### [Extracted data entries]
********************
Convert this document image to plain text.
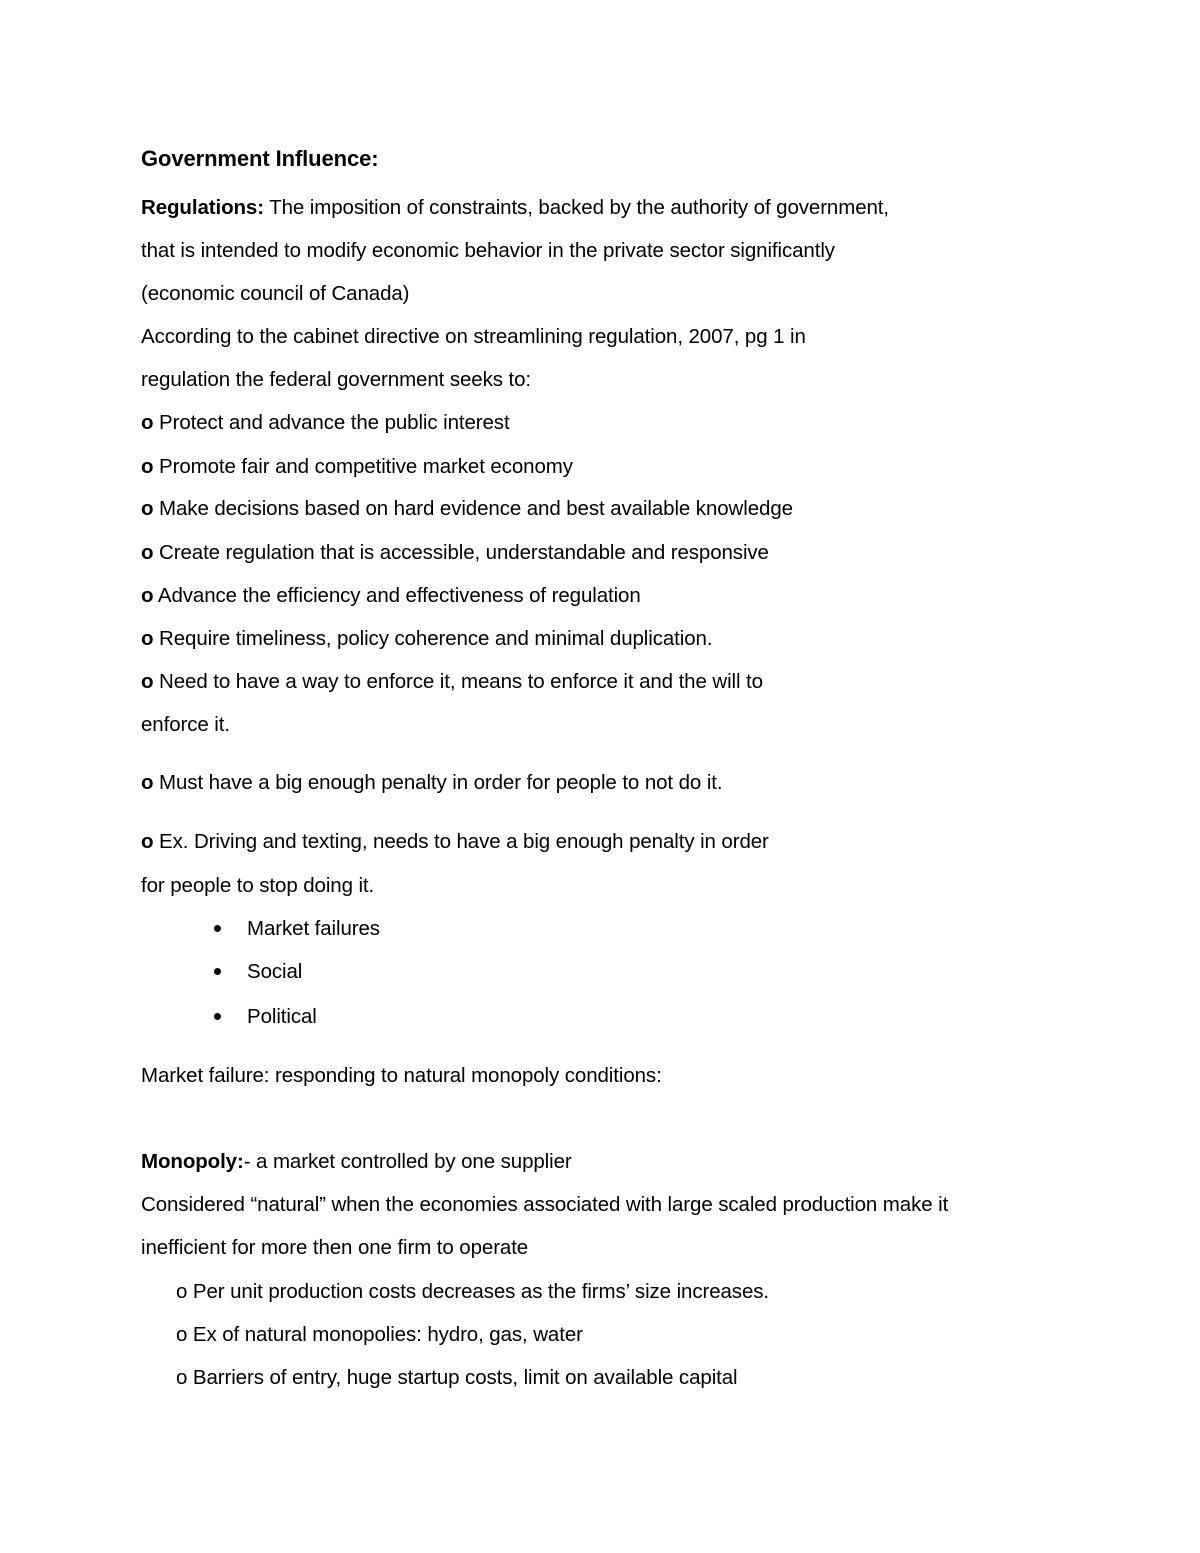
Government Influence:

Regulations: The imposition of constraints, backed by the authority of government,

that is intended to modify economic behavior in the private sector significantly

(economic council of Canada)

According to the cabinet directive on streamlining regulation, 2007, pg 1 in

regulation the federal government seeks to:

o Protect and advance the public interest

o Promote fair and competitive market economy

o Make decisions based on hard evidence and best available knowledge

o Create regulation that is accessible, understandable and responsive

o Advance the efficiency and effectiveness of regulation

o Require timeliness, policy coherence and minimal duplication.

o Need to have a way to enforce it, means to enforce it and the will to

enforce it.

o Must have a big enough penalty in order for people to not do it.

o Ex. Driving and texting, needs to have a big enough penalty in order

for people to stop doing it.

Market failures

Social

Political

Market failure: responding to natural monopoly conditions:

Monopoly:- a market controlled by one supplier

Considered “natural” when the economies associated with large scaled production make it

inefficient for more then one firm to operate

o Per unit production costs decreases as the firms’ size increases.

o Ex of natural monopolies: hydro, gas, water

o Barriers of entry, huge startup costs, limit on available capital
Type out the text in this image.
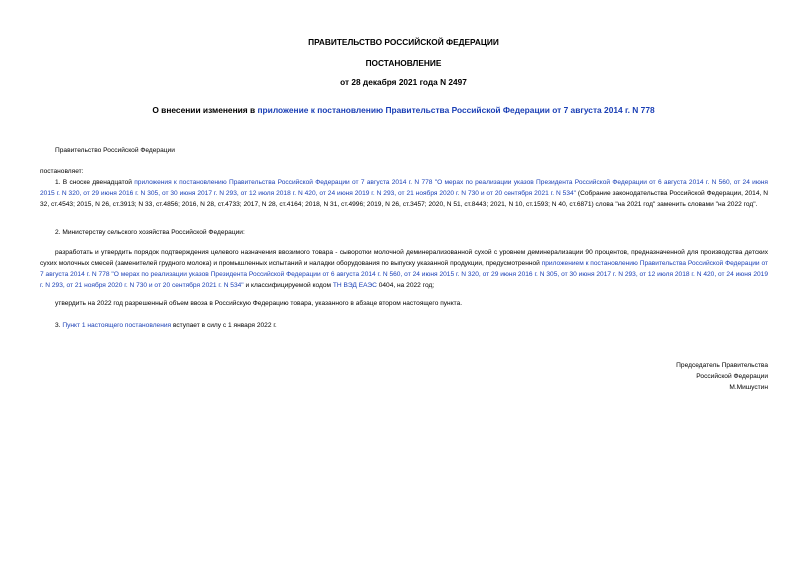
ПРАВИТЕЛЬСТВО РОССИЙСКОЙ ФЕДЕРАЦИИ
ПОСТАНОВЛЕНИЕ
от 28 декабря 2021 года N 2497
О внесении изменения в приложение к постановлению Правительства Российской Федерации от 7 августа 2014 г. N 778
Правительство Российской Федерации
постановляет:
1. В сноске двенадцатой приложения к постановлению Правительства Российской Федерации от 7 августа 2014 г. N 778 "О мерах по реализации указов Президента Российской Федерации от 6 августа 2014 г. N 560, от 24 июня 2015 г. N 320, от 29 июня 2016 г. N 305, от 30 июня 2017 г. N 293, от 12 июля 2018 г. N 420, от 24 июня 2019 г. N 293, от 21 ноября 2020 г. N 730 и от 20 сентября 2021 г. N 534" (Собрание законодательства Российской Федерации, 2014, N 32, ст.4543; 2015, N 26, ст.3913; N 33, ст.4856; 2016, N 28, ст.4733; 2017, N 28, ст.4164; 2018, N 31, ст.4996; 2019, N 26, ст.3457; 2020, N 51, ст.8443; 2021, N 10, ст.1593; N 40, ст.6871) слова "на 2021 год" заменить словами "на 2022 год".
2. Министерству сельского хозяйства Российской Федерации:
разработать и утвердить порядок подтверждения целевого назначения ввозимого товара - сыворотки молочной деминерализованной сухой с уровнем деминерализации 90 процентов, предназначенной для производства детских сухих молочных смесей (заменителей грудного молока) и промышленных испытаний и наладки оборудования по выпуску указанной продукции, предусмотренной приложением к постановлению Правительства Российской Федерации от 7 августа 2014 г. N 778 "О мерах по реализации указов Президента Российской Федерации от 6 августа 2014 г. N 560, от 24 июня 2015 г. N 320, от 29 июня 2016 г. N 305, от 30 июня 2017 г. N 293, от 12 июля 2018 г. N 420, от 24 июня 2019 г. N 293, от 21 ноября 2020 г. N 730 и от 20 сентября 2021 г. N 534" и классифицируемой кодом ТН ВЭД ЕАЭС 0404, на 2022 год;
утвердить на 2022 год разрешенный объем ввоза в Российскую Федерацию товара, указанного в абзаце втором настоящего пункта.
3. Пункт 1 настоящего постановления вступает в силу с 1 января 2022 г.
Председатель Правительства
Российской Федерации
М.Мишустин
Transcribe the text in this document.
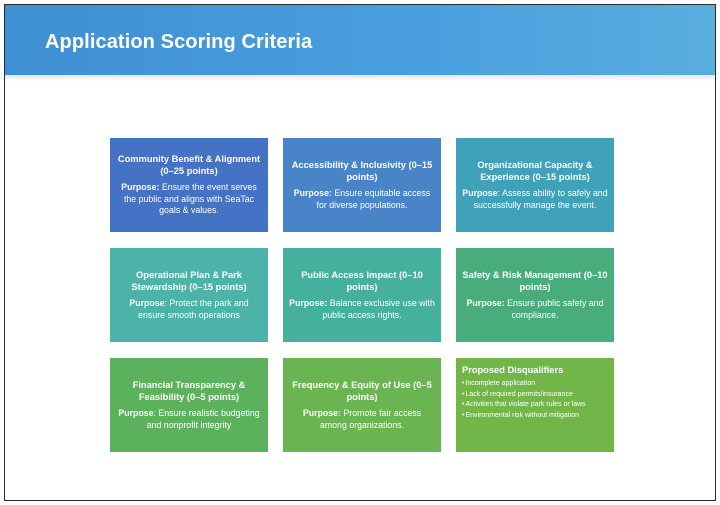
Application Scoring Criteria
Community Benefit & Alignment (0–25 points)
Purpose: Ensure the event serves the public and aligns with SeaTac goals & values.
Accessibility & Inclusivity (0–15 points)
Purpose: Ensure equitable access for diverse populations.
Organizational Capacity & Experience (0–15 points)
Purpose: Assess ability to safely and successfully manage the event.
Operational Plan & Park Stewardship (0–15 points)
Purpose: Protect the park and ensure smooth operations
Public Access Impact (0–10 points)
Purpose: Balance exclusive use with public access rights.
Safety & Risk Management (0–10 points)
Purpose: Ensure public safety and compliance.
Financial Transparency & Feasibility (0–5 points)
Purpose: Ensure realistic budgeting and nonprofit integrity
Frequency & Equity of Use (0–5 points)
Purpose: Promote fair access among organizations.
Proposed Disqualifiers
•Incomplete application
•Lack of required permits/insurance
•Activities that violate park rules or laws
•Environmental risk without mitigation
********************
Keep every word of the data as it is when you write it out, but drop the pictures.

### [SOLUTION FOR THIS TASK]
Convert this document image to plain text.
Government Influence:

Regulations: The imposition of constraints, backed by the authority of government,

that is intended to modify economic behavior in the private sector significantly

(economic council of Canada)

According to the cabinet directive on streamlining regulation, 2007, pg 1 in

regulation the federal government seeks to:

o Protect and advance the public interest

o Promote fair and competitive market economy

o Make decisions based on hard evidence and best available knowledge

o Create regulation that is accessible, understandable and responsive

o Advance the efficiency and effectiveness of regulation

o Require timeliness, policy coherence and minimal duplication.

o Need to have a way to enforce it, means to enforce it and the will to

enforce it.

o Must have a big enough penalty in order for people to not do it.

o Ex. Driving and texting, needs to have a big enough penalty in order

for people to stop doing it.

Market failures

Social

Political

Market failure: responding to natural monopoly conditions:

Monopoly:- a market controlled by one supplier

Considered “natural” when the economies associated with large scaled production make it

inefficient for more then one firm to operate

o Per unit production costs decreases as the firms’ size increases.

o Ex of natural monopolies: hydro, gas, water

o Barriers of entry, huge startup costs, limit on available capital
Type out the text in this image.
ПРАВИТЕЛЬСТВО РОССИЙСКОЙ ФЕДЕРАЦИИ
ПОСТАНОВЛЕНИЕ
от 28 декабря 2021 года N 2497
О внесении изменения в приложение к постановлению Правительства Российской Федерации от 7 августа 2014 г. N 778
Правительство Российской Федерации
постановляет:
1. В сноске двенадцатой приложения к постановлению Правительства Российской Федерации от 7 августа 2014 г. N 778 "О мерах по реализации указов Президента Российской Федерации от 6 августа 2014 г. N 560, от 24 июня 2015 г. N 320, от 29 июня 2016 г. N 305, от 30 июня 2017 г. N 293, от 12 июля 2018 г. N 420, от 24 июня 2019 г. N 293, от 21 ноября 2020 г. N 730 и от 20 сентября 2021 г. N 534" (Собрание законодательства Российской Федерации, 2014, N 32, ст.4543; 2015, N 26, ст.3913; N 33, ст.4856; 2016, N 28, ст.4733; 2017, N 28, ст.4164; 2018, N 31, ст.4996; 2019, N 26, ст.3457; 2020, N 51, ст.8443; 2021, N 10, ст.1593; N 40, ст.6871) слова "на 2021 год" заменить словами "на 2022 год".
2. Министерству сельского хозяйства Российской Федерации:
разработать и утвердить порядок подтверждения целевого назначения ввозимого товара - сыворотки молочной деминерализованной сухой с уровнем деминерализации 90 процентов, предназначенной для производства детских сухих молочных смесей (заменителей грудного молока) и промышленных испытаний и наладки оборудования по выпуску указанной продукции, предусмотренной приложением к постановлению Правительства Российской Федерации от 7 августа 2014 г. N 778 "О мерах по реализации указов Президента Российской Федерации от 6 августа 2014 г. N 560, от 24 июня 2015 г. N 320, от 29 июня 2016 г. N 305, от 30 июня 2017 г. N 293, от 12 июля 2018 г. N 420, от 24 июня 2019 г. N 293, от 21 ноября 2020 г. N 730 и от 20 сентября 2021 г. N 534" и классифицируемой кодом ТН ВЭД ЕАЭС 0404, на 2022 год;
утвердить на 2022 год разрешенный объем ввоза в Российскую Федерацию товара, указанного в абзаце втором настоящего пункта.
3. Пункт 1 настоящего постановления вступает в силу с 1 января 2022 г.
Председатель Правительства
Российской Федерации
М.Мишустин
Transcribe the text in this document.
Application Scoring Criteria
Community Benefit & Alignment (0–25 points)
Purpose: Ensure the event serves the public and aligns with SeaTac goals & values.
Accessibility & Inclusivity (0–15 points)
Purpose: Ensure equitable access for diverse populations.
Organizational Capacity & Experience (0–15 points)
Purpose: Assess ability to safely and successfully manage the event.
Operational Plan & Park Stewardship (0–15 points)
Purpose: Protect the park and ensure smooth operations
Public Access Impact (0–10 points)
Purpose: Balance exclusive use with public access rights.
Safety & Risk Management (0–10 points)
Purpose: Ensure public safety and compliance.
Financial Transparency & Feasibility (0–5 points)
Purpose: Ensure realistic budgeting and nonprofit integrity
Frequency & Equity of Use (0–5 points)
Purpose: Promote fair access among organizations.
Proposed Disqualifiers
•Incomplete application
•Lack of required permits/insurance
•Activities that violate park rules or laws
•Environmental risk without mitigation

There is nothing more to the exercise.